### What to produce
Every line of the data that contains the string "preference" must be copied.

### Data to use

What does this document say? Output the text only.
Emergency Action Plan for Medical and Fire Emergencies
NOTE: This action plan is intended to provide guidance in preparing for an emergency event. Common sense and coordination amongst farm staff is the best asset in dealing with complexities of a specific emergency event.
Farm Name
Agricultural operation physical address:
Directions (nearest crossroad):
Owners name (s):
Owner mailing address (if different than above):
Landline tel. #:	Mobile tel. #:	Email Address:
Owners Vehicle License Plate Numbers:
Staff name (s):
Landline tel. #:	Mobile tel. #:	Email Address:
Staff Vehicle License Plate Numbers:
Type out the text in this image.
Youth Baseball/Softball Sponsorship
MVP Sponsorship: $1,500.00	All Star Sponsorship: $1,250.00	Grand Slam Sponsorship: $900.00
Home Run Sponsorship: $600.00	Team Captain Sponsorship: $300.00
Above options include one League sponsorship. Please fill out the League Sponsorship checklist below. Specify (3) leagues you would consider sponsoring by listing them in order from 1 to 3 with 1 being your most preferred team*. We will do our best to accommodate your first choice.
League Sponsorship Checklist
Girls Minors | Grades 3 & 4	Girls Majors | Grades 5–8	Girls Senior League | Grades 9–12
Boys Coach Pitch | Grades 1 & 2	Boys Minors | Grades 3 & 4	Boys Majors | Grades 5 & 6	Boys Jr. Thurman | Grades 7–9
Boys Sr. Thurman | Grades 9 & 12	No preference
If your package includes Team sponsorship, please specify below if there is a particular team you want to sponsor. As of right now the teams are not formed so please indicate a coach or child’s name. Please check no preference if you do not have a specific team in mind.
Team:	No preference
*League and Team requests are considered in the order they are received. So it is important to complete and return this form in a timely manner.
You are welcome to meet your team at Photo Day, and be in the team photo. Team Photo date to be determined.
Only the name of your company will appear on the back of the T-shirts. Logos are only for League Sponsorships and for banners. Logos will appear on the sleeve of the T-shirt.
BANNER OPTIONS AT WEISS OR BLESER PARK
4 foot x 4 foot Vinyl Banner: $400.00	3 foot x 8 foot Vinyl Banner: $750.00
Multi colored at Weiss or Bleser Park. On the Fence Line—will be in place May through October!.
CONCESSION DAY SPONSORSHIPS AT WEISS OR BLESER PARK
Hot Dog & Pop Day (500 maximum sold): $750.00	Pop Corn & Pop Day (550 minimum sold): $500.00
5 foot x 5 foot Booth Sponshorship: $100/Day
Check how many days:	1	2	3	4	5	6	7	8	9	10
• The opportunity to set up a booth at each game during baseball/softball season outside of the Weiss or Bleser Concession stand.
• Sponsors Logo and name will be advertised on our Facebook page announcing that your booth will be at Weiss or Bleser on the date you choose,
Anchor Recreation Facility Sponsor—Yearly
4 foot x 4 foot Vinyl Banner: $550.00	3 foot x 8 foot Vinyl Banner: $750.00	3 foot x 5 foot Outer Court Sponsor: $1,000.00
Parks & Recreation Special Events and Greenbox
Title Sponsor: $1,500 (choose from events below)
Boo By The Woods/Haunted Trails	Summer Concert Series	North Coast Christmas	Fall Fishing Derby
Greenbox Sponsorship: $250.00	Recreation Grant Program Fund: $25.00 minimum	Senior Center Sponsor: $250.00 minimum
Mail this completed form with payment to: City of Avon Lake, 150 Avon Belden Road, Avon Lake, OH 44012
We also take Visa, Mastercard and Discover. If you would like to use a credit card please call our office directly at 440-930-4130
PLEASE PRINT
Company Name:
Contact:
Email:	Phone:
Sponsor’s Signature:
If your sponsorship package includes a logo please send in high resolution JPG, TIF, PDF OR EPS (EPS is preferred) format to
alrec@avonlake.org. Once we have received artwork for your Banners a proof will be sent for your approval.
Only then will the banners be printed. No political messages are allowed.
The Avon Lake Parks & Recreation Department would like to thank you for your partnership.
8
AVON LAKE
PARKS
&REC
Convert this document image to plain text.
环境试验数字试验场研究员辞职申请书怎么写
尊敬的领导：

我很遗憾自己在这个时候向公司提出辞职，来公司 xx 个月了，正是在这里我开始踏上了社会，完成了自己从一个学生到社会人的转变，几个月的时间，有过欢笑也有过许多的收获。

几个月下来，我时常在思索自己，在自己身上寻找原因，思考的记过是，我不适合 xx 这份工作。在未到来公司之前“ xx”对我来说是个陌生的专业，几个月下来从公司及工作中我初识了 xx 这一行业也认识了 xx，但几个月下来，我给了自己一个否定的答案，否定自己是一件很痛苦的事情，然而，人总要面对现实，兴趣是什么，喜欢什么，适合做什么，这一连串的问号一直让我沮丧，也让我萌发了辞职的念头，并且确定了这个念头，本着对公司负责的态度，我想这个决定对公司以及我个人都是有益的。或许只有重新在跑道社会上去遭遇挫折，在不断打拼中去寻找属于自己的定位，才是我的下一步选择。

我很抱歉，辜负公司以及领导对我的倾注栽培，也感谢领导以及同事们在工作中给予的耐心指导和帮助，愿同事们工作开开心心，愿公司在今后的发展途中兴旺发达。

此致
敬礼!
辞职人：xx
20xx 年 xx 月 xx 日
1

### Response
Boys Sr. Thurman | Grades 9 & 12	No preference
If your package includes Team sponsorship, please specify below if there is a particular team you want to sponsor. As of right now the teams are not formed so please indicate a coach or child’s name. Please check no preference if you do not have a specific team in mind.
Team:	No preference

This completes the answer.